## WHAT IS ASKED
Give the number of lines containing the word "JSON" and nothing more.

┄┄┄┄┄┄┄┄┄┄┄┄┄┄┄┄┄┄┄┄

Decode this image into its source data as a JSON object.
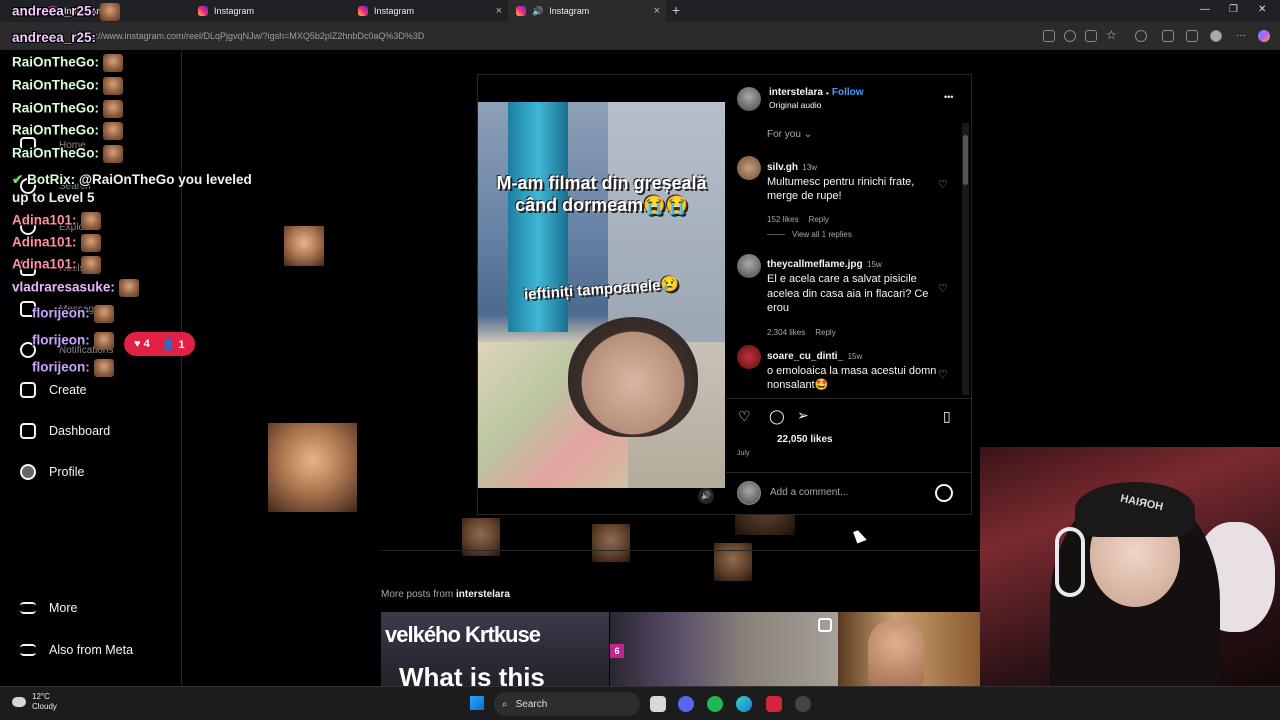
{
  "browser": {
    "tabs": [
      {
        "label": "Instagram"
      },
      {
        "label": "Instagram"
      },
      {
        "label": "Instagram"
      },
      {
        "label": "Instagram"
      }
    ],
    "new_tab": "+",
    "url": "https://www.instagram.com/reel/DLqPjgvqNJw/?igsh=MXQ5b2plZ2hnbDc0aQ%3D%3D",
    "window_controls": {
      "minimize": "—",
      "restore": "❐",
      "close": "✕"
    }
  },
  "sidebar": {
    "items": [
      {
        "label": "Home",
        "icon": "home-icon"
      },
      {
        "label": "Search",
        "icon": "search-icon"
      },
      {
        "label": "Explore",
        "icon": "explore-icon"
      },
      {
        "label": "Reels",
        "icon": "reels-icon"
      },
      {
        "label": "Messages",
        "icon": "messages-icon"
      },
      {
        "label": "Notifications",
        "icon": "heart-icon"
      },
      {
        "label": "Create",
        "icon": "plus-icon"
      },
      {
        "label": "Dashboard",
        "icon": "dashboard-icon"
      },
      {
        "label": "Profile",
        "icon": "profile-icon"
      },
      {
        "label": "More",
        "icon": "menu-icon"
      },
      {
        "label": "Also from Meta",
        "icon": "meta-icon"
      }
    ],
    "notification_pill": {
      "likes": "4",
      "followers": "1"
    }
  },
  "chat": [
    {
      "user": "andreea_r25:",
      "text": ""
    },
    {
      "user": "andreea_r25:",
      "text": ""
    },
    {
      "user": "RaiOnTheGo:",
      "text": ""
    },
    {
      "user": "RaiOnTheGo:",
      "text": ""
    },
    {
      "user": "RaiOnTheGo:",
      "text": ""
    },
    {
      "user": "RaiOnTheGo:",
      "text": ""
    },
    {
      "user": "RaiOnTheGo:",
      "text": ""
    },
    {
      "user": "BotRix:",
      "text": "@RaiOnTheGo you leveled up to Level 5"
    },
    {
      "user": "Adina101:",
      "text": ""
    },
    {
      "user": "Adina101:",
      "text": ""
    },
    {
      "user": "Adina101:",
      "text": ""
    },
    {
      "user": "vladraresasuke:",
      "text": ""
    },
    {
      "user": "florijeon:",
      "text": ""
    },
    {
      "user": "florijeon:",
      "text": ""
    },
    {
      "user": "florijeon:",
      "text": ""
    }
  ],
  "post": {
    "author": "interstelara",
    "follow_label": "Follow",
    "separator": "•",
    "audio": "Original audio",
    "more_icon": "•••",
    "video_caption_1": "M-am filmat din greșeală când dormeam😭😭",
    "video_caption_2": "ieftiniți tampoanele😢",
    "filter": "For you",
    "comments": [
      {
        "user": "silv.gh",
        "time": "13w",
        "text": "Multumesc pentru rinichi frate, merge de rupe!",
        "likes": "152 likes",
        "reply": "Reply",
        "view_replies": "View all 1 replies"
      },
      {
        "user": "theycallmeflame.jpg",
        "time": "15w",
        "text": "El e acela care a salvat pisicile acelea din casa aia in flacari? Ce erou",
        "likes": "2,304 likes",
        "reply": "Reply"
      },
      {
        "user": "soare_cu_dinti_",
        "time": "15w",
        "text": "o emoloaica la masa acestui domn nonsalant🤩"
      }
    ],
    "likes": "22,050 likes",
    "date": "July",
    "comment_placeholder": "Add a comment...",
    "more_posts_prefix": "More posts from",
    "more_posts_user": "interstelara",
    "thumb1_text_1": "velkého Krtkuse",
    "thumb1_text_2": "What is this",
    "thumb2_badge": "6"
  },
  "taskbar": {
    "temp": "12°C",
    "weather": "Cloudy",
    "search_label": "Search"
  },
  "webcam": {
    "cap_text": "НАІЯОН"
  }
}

┄┄┄┄┄┄┄┄┄┄┄┄┄┄┄┄┄┄┄┄

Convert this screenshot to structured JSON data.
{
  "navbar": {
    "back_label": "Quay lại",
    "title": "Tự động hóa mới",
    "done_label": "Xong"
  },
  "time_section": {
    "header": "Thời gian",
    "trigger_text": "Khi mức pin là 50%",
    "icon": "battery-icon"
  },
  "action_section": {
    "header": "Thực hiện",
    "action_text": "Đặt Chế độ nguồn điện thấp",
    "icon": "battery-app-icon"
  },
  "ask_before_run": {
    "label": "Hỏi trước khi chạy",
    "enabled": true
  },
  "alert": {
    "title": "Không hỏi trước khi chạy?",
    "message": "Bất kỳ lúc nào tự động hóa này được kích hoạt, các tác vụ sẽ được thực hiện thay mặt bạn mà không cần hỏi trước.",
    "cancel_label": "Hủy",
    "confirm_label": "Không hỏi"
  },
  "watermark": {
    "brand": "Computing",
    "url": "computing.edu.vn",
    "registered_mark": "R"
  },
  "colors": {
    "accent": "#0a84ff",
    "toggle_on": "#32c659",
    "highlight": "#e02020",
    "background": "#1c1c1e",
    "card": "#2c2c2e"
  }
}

┄┄┄┄┄┄┄┄┄┄┄┄┄┄┄┄┄┄┄┄

## IN RESPONSE
2